* What to work on
Repeat precisely, and only, the lines between the line containing "Output a JSON" and the end of the listing below, both ends included.

* Given records
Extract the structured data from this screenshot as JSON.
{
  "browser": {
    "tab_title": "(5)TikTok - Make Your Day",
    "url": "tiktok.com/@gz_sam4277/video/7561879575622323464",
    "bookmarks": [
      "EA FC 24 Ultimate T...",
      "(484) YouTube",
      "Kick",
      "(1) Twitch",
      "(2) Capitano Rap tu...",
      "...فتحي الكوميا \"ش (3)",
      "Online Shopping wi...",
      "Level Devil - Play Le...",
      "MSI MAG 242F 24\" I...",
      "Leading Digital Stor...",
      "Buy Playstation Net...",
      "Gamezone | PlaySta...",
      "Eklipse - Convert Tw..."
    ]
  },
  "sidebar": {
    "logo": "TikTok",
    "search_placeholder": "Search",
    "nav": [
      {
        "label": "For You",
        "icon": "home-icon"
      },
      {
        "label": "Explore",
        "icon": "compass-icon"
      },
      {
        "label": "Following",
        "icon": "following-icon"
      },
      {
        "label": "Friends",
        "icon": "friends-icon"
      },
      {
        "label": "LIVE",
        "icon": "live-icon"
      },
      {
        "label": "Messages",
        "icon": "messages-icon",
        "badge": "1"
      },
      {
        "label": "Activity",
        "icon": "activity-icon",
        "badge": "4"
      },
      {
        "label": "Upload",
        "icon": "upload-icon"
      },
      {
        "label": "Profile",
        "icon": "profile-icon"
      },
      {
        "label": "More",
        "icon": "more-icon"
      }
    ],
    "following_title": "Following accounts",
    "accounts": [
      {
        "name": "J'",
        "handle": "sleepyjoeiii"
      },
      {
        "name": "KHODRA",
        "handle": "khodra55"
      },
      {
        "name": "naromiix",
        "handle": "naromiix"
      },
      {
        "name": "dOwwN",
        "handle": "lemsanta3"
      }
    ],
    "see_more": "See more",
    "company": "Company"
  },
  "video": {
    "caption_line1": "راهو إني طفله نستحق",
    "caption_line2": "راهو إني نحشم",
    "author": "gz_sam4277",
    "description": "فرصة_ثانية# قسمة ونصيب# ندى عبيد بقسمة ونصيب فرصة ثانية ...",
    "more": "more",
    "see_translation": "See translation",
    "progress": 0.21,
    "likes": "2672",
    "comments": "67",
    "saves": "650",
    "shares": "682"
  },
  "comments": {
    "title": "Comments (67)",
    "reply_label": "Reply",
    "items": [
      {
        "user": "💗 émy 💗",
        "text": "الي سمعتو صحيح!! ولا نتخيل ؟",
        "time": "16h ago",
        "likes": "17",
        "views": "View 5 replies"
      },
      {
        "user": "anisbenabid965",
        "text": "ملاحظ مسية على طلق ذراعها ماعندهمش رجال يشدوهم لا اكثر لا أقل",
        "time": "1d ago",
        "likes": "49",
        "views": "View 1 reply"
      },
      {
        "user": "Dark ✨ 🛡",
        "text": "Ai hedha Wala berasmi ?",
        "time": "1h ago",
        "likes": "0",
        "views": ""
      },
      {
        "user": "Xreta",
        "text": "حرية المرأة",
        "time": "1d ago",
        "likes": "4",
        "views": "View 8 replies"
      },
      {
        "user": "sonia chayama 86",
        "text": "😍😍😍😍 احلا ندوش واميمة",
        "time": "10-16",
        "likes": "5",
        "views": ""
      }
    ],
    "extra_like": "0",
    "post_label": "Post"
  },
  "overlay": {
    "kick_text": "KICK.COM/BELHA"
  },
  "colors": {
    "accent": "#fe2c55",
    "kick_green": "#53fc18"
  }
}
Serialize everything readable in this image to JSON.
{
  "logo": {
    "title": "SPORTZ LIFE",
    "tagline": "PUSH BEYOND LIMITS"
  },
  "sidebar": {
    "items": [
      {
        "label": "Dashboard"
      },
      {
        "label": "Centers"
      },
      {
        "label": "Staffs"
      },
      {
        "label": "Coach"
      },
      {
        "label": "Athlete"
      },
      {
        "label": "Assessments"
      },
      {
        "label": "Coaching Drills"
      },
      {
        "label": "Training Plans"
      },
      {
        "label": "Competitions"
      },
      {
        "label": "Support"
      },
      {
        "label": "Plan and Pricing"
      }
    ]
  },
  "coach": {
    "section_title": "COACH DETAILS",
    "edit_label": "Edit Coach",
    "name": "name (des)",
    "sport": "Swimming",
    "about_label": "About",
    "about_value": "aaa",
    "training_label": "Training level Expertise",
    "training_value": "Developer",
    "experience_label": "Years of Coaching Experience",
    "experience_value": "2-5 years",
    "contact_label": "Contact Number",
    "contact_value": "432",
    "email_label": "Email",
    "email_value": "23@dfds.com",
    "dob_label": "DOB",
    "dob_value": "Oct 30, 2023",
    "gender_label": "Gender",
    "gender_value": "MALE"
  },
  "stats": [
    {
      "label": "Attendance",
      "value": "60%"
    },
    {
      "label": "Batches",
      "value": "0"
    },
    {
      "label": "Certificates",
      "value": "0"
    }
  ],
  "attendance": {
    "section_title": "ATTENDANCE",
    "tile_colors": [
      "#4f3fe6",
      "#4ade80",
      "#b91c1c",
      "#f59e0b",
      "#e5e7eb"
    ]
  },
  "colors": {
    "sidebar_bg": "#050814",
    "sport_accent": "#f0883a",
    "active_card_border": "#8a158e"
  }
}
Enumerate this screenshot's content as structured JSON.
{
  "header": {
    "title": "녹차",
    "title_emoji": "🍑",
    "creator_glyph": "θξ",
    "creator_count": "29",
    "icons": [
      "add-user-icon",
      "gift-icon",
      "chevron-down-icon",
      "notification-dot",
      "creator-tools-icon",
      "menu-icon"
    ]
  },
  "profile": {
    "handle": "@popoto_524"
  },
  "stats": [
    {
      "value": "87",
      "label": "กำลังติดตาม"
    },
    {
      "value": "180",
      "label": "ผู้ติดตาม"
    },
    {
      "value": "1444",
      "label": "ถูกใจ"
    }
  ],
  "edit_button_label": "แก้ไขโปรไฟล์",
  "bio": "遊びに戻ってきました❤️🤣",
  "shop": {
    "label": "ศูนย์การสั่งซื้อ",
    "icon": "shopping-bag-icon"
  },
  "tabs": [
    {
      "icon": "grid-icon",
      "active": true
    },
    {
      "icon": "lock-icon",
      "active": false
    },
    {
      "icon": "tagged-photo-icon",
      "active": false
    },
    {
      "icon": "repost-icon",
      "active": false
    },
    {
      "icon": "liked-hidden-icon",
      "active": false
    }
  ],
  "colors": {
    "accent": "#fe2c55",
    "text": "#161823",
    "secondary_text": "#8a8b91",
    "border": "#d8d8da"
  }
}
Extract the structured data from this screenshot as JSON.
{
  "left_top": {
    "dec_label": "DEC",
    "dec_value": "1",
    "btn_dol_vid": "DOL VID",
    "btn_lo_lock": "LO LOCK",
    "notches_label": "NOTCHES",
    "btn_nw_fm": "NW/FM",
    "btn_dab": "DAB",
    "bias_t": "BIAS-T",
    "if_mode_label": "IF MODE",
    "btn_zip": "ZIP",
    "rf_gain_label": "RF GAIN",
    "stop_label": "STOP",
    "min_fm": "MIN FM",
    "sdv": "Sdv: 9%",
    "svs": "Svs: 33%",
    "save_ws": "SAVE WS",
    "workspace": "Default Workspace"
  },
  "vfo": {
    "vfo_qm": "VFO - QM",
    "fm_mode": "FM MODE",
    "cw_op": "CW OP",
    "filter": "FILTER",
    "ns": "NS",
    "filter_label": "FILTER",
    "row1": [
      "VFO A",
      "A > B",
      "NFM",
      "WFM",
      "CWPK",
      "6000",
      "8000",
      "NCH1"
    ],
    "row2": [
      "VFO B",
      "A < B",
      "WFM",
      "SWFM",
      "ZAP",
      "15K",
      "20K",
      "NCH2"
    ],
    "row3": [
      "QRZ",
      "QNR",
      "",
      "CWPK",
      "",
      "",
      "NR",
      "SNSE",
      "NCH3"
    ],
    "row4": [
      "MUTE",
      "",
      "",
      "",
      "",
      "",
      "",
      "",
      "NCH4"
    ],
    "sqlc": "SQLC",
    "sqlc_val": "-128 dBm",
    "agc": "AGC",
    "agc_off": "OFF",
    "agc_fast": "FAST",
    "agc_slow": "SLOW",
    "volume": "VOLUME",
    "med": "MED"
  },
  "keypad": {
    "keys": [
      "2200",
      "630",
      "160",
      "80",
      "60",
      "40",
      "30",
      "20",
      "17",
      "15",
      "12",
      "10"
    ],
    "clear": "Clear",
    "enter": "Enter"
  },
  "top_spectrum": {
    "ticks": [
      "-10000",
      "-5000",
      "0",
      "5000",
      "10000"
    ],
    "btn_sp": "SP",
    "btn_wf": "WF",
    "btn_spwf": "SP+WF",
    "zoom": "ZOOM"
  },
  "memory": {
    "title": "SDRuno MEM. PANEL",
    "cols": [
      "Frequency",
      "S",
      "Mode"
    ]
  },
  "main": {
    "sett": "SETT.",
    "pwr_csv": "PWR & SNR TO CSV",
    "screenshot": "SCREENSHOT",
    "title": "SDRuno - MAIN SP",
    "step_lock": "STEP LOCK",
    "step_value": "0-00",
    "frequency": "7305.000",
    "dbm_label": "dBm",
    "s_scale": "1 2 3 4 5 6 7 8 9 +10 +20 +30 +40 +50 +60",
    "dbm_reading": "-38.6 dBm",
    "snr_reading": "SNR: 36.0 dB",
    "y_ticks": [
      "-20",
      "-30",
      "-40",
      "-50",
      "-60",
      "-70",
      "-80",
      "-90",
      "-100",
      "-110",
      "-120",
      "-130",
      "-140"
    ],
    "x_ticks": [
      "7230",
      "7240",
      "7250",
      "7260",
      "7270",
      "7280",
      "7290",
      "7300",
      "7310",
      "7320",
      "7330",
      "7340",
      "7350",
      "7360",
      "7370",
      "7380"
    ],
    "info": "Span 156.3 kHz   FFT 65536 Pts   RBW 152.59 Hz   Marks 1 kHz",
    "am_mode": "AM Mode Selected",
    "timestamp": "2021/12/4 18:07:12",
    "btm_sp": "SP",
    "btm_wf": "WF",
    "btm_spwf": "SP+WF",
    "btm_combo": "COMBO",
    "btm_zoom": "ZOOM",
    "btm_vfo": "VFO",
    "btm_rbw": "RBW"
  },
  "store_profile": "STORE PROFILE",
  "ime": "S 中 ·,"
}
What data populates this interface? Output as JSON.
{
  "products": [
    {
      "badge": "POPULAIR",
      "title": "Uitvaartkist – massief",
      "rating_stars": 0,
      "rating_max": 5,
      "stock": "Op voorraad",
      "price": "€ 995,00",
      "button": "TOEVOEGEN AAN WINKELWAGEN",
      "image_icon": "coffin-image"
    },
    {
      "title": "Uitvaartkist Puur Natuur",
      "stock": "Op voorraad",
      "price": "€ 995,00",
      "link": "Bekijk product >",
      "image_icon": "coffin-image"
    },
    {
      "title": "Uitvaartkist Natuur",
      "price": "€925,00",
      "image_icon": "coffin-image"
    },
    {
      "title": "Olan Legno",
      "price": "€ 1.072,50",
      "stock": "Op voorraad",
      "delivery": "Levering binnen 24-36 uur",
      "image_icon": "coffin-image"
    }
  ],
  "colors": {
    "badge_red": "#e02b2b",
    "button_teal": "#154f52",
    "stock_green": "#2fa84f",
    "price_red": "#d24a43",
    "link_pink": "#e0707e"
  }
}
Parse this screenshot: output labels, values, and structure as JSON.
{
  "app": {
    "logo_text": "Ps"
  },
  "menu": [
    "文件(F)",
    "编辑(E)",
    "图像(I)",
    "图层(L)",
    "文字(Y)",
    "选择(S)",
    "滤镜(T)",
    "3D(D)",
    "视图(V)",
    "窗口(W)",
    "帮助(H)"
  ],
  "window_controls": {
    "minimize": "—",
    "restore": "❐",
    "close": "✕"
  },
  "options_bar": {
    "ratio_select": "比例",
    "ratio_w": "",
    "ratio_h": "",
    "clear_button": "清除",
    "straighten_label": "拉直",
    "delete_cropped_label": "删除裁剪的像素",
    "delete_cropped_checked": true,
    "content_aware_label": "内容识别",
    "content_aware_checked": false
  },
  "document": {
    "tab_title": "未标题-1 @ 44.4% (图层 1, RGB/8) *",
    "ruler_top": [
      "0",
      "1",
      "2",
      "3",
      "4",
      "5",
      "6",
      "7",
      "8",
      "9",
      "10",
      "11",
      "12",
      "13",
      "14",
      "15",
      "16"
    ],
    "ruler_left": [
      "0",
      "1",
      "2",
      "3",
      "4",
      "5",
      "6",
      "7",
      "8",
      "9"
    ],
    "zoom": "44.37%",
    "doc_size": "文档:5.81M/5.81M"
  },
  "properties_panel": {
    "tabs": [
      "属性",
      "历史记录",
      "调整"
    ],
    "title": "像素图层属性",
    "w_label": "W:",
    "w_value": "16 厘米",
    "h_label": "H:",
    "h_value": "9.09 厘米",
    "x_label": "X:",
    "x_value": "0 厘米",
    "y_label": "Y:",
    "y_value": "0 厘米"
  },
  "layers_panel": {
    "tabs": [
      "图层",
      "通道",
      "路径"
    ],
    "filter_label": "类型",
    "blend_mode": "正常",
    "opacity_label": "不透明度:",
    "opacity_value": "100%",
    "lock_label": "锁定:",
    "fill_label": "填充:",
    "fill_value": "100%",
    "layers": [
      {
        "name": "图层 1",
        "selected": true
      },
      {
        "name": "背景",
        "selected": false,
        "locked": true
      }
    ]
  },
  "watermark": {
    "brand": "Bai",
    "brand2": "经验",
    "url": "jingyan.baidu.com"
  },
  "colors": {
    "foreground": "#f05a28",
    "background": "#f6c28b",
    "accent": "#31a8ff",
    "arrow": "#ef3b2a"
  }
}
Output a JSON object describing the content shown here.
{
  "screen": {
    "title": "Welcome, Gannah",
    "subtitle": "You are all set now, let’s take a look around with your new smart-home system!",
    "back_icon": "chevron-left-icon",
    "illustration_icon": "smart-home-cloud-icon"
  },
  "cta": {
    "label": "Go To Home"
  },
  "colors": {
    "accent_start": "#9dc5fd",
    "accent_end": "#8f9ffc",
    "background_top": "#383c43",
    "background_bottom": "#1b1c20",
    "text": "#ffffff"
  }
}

* Task answer
Output a JSON object describing the content shown here.
{
  "screen": {
    "title": "Welcome, Gannah",
    "subtitle": "You are all set now, let’s take a look around with your new smart-home system!",
    "back_icon": "chevron-left-icon",
    "illustration_icon": "smart-home-cloud-icon"
  },
  "cta": {
    "label": "Go To Home"
  },
  "colors": {
    "accent_start": "#9dc5fd",
    "accent_end": "#8f9ffc",
    "background_top": "#383c43",
    "background_bottom": "#1b1c20",
    "text": "#ffffff"
  }
}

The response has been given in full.